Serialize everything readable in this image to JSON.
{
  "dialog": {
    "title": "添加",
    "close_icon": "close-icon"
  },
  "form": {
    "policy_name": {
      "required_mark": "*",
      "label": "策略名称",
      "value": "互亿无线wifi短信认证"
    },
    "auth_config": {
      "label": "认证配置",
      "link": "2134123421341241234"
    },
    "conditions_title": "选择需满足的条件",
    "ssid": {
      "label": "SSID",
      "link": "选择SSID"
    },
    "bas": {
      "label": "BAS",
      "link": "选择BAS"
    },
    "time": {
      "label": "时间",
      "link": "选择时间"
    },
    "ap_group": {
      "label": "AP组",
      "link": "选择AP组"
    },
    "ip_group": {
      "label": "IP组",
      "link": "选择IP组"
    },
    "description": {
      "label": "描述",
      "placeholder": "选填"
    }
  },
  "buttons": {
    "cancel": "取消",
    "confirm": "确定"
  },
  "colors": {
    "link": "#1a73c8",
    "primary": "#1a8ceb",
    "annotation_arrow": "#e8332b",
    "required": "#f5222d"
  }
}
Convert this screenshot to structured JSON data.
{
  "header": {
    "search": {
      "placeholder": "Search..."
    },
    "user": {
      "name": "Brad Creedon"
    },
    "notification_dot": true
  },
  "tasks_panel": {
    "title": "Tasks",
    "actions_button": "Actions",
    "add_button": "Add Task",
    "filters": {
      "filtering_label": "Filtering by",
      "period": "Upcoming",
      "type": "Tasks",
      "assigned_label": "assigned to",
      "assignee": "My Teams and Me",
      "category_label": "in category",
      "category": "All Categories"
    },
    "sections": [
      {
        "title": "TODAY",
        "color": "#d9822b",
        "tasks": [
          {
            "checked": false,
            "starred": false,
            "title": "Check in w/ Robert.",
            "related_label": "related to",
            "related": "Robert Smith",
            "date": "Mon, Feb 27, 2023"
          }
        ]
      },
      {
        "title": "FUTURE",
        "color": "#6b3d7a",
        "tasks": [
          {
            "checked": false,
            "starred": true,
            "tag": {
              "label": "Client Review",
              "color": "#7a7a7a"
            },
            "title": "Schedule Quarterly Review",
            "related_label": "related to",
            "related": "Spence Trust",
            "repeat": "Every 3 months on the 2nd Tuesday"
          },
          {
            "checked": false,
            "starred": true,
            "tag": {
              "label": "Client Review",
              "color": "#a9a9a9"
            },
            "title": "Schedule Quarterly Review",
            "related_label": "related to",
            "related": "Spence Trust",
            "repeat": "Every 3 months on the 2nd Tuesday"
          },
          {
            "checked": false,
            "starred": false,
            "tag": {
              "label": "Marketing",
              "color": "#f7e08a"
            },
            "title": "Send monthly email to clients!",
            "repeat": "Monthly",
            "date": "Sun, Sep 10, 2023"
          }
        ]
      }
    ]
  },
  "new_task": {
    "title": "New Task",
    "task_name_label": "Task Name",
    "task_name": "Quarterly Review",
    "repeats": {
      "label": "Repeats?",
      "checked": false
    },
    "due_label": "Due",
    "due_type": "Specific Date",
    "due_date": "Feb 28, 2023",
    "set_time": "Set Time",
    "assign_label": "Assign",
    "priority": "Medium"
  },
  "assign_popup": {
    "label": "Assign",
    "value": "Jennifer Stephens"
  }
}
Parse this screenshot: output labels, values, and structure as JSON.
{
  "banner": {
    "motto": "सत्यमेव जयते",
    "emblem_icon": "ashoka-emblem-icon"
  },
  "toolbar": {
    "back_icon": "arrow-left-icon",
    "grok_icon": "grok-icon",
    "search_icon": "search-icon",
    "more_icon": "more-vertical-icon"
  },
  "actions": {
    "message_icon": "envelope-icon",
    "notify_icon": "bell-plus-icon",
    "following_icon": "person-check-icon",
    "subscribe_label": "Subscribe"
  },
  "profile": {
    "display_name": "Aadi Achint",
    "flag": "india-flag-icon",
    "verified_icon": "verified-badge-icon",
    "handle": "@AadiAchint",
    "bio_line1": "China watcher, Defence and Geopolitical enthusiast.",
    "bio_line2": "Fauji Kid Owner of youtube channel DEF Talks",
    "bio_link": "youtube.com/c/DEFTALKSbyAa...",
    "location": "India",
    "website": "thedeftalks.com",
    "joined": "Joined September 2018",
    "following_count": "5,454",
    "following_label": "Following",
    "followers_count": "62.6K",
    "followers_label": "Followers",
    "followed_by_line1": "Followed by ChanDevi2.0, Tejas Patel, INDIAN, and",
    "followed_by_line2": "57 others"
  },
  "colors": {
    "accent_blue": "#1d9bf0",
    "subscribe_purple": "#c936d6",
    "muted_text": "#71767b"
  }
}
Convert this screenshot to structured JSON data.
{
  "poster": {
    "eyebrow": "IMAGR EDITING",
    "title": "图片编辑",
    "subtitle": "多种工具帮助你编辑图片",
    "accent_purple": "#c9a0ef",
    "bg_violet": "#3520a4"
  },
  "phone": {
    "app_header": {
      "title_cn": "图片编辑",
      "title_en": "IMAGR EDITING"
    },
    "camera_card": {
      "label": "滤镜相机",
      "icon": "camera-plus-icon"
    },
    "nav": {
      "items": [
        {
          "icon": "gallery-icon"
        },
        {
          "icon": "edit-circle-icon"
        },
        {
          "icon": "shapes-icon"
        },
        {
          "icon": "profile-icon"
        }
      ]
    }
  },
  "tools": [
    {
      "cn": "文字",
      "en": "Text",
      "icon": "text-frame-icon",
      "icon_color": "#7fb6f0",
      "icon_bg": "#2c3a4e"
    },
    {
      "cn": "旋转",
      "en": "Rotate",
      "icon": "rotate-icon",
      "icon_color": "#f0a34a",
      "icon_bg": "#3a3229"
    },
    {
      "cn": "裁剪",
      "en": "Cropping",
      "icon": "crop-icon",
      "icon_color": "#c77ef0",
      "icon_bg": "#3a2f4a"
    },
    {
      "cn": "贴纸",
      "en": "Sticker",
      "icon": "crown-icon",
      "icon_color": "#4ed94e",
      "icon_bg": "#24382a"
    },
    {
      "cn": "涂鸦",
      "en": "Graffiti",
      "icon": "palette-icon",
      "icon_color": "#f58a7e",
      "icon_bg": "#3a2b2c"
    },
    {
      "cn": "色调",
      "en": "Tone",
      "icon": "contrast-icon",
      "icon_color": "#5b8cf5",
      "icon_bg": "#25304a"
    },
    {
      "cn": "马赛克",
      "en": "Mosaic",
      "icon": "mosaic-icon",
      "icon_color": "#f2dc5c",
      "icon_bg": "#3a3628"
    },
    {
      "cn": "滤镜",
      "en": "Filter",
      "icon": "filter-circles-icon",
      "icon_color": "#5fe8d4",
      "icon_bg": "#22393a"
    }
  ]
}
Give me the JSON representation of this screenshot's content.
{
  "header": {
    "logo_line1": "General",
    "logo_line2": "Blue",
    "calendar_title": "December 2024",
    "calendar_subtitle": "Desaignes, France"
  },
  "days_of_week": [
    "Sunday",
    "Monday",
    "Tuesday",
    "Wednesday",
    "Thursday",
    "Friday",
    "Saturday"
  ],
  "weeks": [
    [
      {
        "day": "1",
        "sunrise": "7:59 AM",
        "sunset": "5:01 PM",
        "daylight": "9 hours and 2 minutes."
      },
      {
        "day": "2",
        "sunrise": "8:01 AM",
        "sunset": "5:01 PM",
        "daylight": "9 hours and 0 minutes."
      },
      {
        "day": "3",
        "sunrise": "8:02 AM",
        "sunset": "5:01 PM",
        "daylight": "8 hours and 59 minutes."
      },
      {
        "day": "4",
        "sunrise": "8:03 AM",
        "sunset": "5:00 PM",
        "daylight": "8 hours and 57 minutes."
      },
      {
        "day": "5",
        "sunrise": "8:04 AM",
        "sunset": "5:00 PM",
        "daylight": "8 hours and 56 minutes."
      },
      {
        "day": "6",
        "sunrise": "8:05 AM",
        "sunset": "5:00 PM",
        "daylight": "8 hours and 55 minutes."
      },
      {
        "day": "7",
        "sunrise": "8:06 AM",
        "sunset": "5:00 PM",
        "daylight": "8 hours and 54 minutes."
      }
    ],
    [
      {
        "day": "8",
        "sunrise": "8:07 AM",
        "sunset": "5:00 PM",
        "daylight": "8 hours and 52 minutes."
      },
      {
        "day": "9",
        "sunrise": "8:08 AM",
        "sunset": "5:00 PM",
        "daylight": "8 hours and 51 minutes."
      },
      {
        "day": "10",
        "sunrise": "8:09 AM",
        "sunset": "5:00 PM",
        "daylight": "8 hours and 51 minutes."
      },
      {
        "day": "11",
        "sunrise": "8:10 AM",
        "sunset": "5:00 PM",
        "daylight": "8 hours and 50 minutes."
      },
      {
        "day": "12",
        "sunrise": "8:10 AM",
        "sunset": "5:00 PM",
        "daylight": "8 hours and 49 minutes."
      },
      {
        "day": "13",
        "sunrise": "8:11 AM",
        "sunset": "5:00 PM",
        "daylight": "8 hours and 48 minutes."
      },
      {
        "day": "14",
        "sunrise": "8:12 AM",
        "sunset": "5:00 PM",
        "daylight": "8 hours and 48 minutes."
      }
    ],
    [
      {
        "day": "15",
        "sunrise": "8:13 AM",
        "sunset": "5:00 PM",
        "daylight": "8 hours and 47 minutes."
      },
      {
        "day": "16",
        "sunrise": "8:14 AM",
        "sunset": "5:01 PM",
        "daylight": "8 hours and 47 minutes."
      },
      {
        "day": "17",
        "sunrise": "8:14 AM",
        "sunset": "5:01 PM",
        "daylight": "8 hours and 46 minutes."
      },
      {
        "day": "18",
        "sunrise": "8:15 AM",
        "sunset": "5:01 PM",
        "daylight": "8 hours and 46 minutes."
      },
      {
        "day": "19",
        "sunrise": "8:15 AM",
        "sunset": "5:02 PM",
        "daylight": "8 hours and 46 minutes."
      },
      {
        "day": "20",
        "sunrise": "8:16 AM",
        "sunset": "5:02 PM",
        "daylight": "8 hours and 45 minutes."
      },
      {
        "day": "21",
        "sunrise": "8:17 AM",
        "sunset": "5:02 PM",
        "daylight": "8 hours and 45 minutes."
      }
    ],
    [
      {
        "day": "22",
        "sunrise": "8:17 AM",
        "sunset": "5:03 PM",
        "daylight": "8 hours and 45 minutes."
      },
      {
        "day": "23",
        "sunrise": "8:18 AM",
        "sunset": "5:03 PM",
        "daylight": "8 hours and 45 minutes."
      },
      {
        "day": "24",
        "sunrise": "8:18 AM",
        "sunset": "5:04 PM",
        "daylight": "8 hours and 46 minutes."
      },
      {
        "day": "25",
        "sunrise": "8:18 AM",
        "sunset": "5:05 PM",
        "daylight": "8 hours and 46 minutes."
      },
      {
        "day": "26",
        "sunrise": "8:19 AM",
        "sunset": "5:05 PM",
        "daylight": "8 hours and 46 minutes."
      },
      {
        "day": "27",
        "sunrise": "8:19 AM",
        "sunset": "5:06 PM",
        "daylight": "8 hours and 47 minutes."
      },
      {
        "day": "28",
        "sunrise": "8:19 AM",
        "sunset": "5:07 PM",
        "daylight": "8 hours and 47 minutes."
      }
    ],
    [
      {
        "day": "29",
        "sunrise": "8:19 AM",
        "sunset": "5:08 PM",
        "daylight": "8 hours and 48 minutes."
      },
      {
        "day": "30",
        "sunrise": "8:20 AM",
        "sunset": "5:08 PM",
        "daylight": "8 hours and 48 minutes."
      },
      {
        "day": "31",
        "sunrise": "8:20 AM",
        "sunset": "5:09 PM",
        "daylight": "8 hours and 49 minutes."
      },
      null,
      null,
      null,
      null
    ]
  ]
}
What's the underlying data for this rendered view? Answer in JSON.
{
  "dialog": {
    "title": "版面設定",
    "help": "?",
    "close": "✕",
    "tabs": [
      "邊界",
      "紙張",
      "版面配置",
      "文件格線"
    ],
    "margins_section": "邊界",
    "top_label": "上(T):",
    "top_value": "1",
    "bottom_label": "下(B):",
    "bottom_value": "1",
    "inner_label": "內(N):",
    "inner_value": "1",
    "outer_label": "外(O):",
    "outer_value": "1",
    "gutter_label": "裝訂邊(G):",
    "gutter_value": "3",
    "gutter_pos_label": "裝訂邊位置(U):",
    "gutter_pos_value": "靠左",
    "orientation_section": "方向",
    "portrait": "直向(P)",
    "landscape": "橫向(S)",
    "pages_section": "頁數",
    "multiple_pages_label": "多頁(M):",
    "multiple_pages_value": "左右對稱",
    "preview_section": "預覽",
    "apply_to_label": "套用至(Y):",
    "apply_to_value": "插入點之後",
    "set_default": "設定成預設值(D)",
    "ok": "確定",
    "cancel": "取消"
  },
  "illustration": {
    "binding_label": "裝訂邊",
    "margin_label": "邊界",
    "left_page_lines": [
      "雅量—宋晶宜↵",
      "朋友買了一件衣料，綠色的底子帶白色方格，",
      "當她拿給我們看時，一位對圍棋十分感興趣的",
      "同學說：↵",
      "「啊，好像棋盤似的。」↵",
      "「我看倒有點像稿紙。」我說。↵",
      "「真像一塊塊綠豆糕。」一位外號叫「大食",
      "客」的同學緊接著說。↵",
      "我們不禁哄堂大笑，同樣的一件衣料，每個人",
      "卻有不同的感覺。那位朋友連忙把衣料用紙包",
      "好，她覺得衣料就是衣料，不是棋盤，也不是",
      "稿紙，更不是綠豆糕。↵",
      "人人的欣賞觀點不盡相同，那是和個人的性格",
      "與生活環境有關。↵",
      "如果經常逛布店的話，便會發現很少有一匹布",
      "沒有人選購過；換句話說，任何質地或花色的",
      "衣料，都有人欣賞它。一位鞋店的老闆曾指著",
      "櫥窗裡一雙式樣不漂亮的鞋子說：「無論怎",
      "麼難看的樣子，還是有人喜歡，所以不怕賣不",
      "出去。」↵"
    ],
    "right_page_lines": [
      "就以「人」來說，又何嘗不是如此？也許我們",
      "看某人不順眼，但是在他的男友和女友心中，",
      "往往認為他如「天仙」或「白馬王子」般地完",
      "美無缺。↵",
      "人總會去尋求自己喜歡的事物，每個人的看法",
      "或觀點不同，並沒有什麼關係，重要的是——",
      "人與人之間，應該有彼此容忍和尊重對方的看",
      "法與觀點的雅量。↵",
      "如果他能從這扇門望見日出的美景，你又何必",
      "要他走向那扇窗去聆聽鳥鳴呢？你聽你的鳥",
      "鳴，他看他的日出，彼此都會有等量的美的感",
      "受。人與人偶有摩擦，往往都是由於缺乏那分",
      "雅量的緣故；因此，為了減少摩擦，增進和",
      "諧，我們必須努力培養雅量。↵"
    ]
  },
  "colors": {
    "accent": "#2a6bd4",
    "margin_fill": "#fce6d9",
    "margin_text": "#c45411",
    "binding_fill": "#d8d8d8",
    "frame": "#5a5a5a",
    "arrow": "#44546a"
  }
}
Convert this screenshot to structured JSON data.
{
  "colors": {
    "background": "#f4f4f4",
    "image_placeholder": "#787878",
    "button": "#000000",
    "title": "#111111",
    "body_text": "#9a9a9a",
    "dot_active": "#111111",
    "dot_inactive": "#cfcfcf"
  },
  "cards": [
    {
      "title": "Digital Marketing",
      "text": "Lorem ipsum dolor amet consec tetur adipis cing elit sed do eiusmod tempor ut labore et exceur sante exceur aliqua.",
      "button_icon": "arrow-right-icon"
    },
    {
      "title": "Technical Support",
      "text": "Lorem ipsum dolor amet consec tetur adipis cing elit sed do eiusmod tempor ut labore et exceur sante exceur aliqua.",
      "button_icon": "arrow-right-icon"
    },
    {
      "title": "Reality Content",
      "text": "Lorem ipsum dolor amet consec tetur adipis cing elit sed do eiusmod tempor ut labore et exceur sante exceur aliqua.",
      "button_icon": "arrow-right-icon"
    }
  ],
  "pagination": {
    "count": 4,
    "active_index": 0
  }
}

◆ WHAT TO PRODUCE:
Determine how many lines of the listing hold the word "IMAGR" and reply with that figure alone.

◆ TASK RESULT:
2